··· Data in this exercise ···
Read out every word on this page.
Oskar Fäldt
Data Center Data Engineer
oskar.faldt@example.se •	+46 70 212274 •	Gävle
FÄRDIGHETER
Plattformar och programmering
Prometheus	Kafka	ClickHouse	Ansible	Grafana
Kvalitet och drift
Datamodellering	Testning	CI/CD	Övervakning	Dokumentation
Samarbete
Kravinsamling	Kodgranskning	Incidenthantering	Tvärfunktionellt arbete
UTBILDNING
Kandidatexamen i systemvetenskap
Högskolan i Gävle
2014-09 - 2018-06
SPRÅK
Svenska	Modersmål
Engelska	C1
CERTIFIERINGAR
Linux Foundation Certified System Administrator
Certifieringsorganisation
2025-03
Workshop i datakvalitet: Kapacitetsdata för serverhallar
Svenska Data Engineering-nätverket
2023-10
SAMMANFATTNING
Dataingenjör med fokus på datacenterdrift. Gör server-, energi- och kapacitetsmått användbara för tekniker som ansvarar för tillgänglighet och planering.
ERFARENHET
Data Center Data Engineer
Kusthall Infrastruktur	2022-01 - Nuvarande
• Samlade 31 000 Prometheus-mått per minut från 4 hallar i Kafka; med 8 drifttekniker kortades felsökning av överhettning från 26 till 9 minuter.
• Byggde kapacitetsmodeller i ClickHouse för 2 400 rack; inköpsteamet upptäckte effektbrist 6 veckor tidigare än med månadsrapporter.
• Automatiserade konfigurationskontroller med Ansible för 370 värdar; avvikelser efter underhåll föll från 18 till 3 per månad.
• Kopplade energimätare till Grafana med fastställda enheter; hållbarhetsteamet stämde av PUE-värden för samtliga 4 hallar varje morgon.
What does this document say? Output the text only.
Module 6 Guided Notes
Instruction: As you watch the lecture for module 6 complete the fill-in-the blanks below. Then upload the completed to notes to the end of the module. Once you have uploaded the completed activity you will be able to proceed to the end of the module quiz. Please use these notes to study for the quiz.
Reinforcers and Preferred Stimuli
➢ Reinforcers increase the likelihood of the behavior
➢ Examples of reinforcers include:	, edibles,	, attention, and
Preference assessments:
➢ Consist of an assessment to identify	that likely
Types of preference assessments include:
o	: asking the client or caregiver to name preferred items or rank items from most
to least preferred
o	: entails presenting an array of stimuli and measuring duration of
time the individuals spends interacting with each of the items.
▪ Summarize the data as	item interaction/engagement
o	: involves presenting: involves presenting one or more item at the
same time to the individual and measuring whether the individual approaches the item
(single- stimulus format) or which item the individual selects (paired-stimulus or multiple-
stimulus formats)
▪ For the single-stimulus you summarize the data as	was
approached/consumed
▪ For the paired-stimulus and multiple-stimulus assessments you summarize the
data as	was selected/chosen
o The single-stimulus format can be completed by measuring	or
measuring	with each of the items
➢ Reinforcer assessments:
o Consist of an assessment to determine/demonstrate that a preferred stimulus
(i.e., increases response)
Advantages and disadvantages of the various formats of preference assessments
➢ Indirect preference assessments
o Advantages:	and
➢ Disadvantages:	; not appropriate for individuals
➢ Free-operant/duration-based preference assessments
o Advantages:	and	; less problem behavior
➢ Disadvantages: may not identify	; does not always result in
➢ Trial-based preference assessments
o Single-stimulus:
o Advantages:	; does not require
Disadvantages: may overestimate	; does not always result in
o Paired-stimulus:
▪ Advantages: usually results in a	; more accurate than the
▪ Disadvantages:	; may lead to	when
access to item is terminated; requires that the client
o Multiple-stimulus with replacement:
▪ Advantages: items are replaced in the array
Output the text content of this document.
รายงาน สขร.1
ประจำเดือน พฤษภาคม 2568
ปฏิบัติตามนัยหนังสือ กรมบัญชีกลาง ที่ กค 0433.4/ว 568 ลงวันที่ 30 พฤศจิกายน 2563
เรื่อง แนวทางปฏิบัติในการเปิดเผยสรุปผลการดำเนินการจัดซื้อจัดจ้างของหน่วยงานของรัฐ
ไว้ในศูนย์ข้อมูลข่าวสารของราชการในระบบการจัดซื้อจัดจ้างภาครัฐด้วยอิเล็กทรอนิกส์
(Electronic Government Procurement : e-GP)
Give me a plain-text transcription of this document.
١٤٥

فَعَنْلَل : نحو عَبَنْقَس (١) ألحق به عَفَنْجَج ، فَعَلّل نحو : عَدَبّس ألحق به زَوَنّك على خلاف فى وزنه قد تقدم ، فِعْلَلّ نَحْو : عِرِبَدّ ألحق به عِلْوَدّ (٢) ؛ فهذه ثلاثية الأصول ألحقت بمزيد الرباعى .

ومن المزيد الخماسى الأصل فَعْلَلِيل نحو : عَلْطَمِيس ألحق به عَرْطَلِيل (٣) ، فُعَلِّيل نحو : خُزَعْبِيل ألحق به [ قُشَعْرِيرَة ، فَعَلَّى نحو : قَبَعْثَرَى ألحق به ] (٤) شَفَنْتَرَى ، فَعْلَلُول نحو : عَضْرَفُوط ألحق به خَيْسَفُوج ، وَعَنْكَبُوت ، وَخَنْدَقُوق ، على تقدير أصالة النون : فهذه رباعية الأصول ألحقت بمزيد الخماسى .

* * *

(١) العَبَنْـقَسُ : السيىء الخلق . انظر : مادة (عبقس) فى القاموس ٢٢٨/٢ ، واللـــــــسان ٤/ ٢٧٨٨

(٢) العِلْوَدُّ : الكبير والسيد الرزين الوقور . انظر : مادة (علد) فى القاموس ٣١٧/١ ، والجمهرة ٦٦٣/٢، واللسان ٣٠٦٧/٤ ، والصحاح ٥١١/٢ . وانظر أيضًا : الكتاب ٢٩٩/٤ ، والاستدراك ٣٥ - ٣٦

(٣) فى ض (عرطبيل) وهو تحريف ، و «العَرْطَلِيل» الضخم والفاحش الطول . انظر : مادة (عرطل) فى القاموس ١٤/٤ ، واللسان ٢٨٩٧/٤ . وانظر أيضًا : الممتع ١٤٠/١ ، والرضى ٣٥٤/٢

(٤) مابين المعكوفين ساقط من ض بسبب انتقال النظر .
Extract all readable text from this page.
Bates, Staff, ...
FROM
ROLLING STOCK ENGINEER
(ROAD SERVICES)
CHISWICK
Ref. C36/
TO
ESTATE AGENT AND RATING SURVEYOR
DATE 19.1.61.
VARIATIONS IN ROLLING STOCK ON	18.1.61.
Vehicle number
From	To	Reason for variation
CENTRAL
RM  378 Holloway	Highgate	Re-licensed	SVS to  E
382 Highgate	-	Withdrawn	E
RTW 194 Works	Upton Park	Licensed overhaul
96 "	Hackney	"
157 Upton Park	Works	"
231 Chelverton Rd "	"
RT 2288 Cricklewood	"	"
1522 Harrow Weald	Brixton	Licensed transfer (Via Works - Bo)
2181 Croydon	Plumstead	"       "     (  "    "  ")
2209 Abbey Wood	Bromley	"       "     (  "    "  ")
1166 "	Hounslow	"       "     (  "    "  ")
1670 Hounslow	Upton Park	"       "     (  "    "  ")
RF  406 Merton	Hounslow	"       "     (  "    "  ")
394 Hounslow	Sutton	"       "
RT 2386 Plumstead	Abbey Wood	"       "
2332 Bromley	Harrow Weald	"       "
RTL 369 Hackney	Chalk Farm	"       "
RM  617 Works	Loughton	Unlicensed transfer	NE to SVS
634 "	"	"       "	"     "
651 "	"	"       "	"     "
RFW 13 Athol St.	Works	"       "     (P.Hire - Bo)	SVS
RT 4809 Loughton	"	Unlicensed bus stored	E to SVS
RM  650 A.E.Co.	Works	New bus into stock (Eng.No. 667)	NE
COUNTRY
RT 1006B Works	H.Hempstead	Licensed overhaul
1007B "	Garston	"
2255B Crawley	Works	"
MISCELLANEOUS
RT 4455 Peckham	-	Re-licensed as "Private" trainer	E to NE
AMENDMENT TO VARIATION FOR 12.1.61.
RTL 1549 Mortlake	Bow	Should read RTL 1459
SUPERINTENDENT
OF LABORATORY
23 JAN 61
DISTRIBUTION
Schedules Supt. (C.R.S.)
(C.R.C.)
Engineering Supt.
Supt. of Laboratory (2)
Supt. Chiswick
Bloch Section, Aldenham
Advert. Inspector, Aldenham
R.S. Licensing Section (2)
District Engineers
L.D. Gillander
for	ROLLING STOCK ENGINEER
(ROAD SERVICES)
···
#### What is required:
Say how many lines include the word "based"; reply with the number alone.

#### Output below:
2